Requirements = Each entry below is to be written out exactly, and the pictures are to be left out.

Dataset records =
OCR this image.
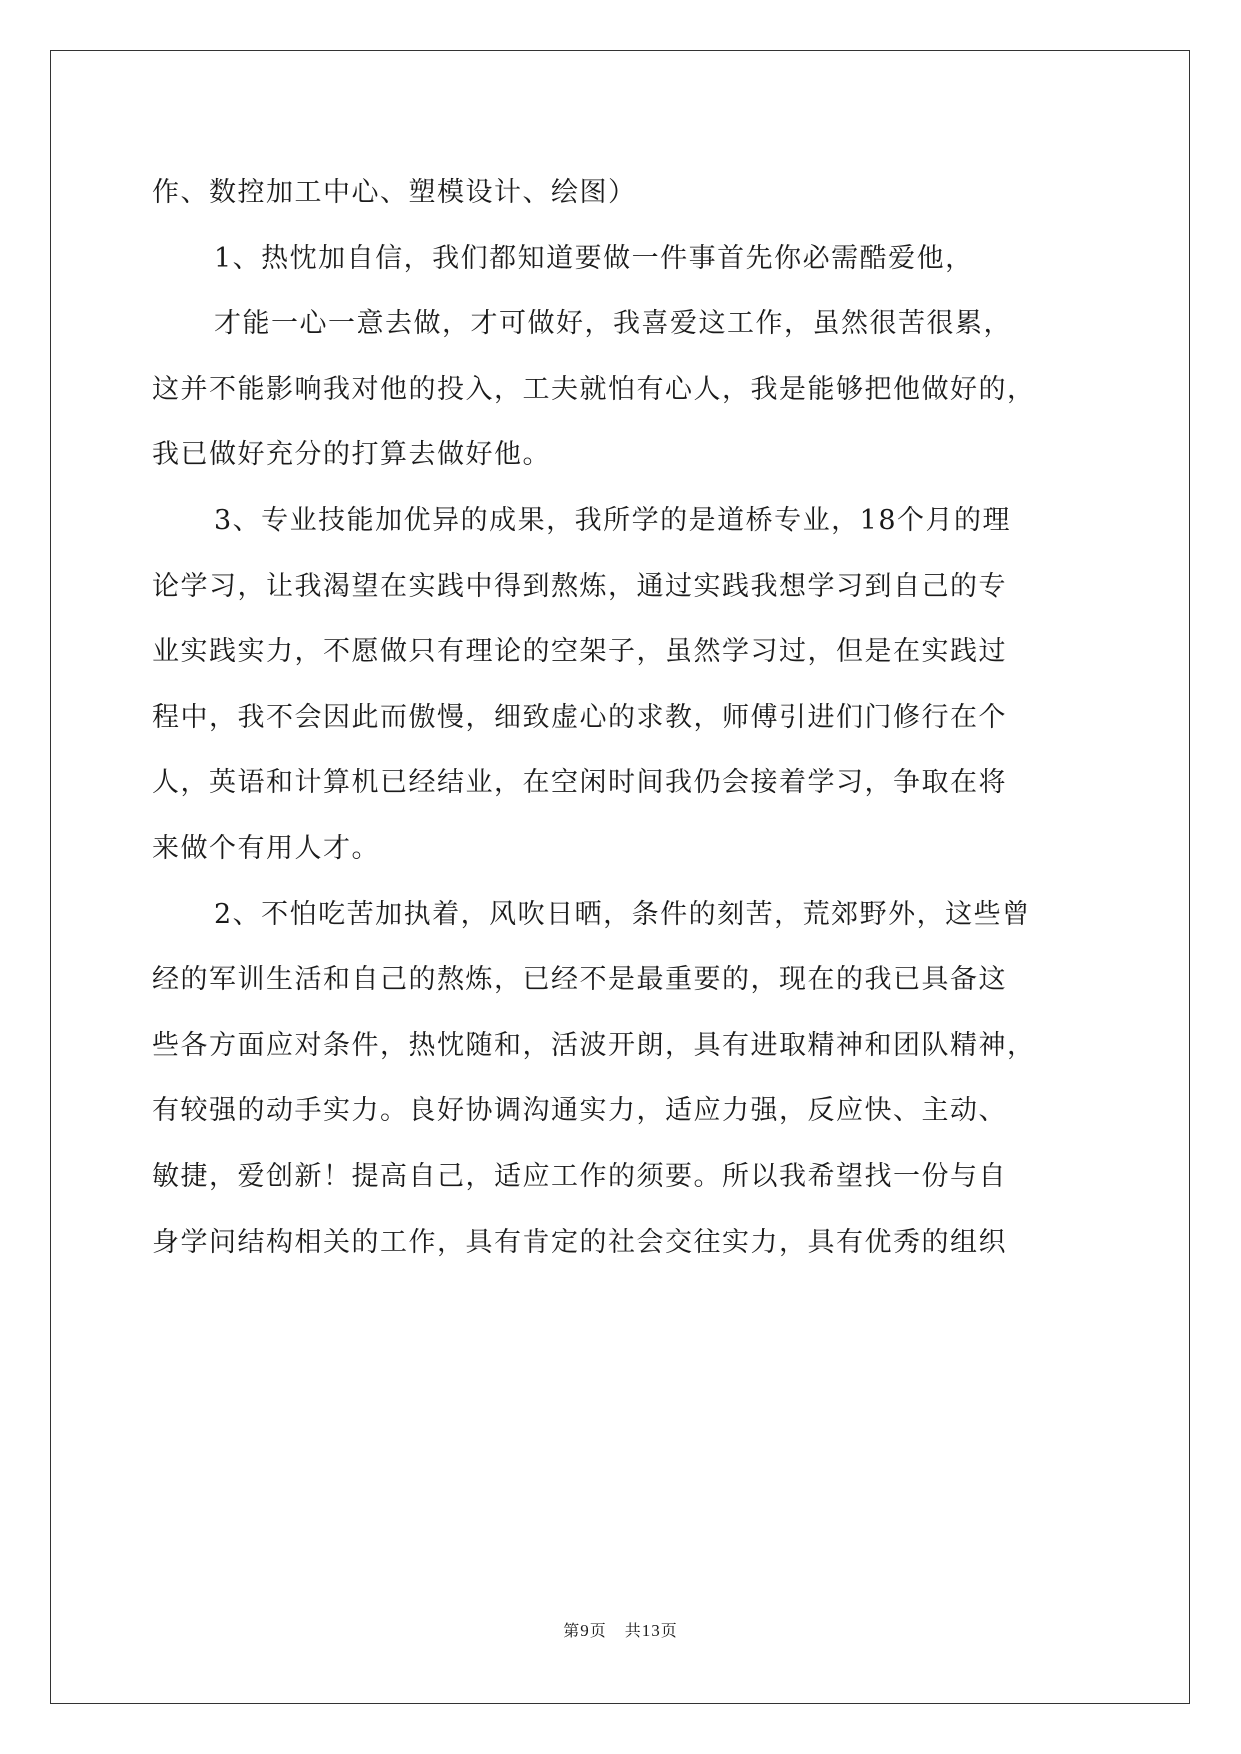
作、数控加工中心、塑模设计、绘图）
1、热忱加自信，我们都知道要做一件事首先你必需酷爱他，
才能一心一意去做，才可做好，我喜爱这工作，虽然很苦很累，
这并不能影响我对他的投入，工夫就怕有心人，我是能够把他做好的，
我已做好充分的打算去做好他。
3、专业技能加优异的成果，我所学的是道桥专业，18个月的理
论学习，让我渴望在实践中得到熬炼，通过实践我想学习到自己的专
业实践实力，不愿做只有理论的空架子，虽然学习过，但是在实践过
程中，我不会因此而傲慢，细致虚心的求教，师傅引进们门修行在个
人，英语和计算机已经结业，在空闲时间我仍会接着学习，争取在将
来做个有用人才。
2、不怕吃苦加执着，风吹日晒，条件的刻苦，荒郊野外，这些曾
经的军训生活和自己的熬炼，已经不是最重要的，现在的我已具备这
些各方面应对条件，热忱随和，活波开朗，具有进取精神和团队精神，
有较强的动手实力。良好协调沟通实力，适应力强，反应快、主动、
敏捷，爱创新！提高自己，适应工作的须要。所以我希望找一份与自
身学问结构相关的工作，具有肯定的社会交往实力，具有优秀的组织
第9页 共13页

Answer for the task =
OCR this image.
作、数控加工中心、塑模设计、绘图）
1、热忱加自信，我们都知道要做一件事首先你必需酷爱他，
才能一心一意去做，才可做好，我喜爱这工作，虽然很苦很累，
这并不能影响我对他的投入，工夫就怕有心人，我是能够把他做好的，
我已做好充分的打算去做好他。
3、专业技能加优异的成果，我所学的是道桥专业，18个月的理
论学习，让我渴望在实践中得到熬炼，通过实践我想学习到自己的专
业实践实力，不愿做只有理论的空架子，虽然学习过，但是在实践过
程中，我不会因此而傲慢，细致虚心的求教，师傅引进们门修行在个
人，英语和计算机已经结业，在空闲时间我仍会接着学习，争取在将
来做个有用人才。
2、不怕吃苦加执着，风吹日晒，条件的刻苦，荒郊野外，这些曾
经的军训生活和自己的熬炼，已经不是最重要的，现在的我已具备这
些各方面应对条件，热忱随和，活波开朗，具有进取精神和团队精神，
有较强的动手实力。良好协调沟通实力，适应力强，反应快、主动、
敏捷，爱创新！提高自己，适应工作的须要。所以我希望找一份与自
身学问结构相关的工作，具有肯定的社会交往实力，具有优秀的组织
第9页 共13页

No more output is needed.